TASK BRIEF:
Provide the records once more, identical to the original.

▼

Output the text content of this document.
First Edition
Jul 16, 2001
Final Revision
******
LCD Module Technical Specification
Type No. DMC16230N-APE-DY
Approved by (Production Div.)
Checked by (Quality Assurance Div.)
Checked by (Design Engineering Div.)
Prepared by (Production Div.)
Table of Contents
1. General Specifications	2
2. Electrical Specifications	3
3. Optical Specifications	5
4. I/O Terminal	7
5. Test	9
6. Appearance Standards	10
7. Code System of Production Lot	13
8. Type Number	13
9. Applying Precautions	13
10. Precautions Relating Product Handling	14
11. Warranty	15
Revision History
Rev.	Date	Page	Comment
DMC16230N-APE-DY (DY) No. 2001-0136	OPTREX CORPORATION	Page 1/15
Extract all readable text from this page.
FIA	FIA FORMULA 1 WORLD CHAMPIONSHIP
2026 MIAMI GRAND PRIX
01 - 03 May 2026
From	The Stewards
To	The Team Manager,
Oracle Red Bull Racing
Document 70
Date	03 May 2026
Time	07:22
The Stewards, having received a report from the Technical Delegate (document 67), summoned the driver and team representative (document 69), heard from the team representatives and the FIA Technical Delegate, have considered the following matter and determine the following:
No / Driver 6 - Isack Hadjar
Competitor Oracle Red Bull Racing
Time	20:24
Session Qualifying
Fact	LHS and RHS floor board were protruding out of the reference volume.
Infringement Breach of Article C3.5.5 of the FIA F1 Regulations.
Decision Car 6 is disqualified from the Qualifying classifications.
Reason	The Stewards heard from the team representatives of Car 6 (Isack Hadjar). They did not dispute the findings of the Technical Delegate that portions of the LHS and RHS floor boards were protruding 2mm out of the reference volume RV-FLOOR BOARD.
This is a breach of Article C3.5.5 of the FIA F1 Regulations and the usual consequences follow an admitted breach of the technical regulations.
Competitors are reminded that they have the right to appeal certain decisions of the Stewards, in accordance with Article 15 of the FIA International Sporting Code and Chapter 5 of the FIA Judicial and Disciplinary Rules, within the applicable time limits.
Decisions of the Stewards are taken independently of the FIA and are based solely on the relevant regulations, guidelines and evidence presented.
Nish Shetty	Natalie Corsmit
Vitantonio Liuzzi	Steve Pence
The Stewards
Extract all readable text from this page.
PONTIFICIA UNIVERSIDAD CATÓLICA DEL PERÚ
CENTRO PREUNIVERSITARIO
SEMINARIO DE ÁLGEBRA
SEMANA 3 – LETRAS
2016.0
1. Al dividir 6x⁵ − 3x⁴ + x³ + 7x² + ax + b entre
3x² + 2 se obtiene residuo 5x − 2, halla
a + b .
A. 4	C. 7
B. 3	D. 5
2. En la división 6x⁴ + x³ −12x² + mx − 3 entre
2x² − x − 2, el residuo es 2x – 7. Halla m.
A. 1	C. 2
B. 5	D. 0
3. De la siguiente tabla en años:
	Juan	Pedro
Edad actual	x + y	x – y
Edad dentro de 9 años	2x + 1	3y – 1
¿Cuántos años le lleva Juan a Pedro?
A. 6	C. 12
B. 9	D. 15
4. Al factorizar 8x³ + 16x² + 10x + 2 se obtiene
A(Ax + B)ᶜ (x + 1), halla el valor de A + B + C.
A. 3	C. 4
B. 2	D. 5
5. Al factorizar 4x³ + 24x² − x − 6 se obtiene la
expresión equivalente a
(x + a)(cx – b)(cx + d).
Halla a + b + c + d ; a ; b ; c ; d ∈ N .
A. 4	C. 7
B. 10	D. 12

▲

EXERCISE OUTPUT:
Output the text content of this document.
First Edition
Jul 16, 2001
Final Revision
******
LCD Module Technical Specification
Type No. DMC16230N-APE-DY
Approved by (Production Div.)
Checked by (Quality Assurance Div.)
Checked by (Design Engineering Div.)
Prepared by (Production Div.)
Table of Contents
1. General Specifications	2
2. Electrical Specifications	3
3. Optical Specifications	5
4. I/O Terminal	7
5. Test	9
6. Appearance Standards	10
7. Code System of Production Lot	13
8. Type Number	13
9. Applying Precautions	13
10. Precautions Relating Product Handling	14
11. Warranty	15
Revision History
Rev.	Date	Page	Comment
DMC16230N-APE-DY (DY) No. 2001-0136	OPTREX CORPORATION	Page 1/15
Extract all readable text from this page.
FIA	FIA FORMULA 1 WORLD CHAMPIONSHIP
2026 MIAMI GRAND PRIX
01 - 03 May 2026
From	The Stewards
To	The Team Manager,
Oracle Red Bull Racing
Document 70
Date	03 May 2026
Time	07:22
The Stewards, having received a report from the Technical Delegate (document 67), summoned the driver and team representative (document 69), heard from the team representatives and the FIA Technical Delegate, have considered the following matter and determine the following:
No / Driver 6 - Isack Hadjar
Competitor Oracle Red Bull Racing
Time	20:24
Session Qualifying
Fact	LHS and RHS floor board were protruding out of the reference volume.
Infringement Breach of Article C3.5.5 of the FIA F1 Regulations.
Decision Car 6 is disqualified from the Qualifying classifications.
Reason	The Stewards heard from the team representatives of Car 6 (Isack Hadjar). They did not dispute the findings of the Technical Delegate that portions of the LHS and RHS floor boards were protruding 2mm out of the reference volume RV-FLOOR BOARD.
This is a breach of Article C3.5.5 of the FIA F1 Regulations and the usual consequences follow an admitted breach of the technical regulations.
Competitors are reminded that they have the right to appeal certain decisions of the Stewards, in accordance with Article 15 of the FIA International Sporting Code and Chapter 5 of the FIA Judicial and Disciplinary Rules, within the applicable time limits.
Decisions of the Stewards are taken independently of the FIA and are based solely on the relevant regulations, guidelines and evidence presented.
Nish Shetty	Natalie Corsmit
Vitantonio Liuzzi	Steve Pence
The Stewards
Extract all readable text from this page.
PONTIFICIA UNIVERSIDAD CATÓLICA DEL PERÚ
CENTRO PREUNIVERSITARIO
SEMINARIO DE ÁLGEBRA
SEMANA 3 – LETRAS
2016.0
1. Al dividir 6x⁵ − 3x⁴ + x³ + 7x² + ax + b entre
3x² + 2 se obtiene residuo 5x − 2, halla
a + b .
A. 4	C. 7
B. 3	D. 5
2. En la división 6x⁴ + x³ −12x² + mx − 3 entre
2x² − x − 2, el residuo es 2x – 7. Halla m.
A. 1	C. 2
B. 5	D. 0
3. De la siguiente tabla en años:
	Juan	Pedro
Edad actual	x + y	x – y
Edad dentro de 9 años	2x + 1	3y – 1
¿Cuántos años le lleva Juan a Pedro?
A. 6	C. 12
B. 9	D. 15
4. Al factorizar 8x³ + 16x² + 10x + 2 se obtiene
A(Ax + B)ᶜ (x + 1), halla el valor de A + B + C.
A. 3	C. 4
B. 2	D. 5
5. Al factorizar 4x³ + 24x² − x − 6 se obtiene la
expresión equivalente a
(x + a)(cx – b)(cx + d).
Halla a + b + c + d ; a ; b ; c ; d ∈ N .
A. 4	C. 7
B. 10	D. 12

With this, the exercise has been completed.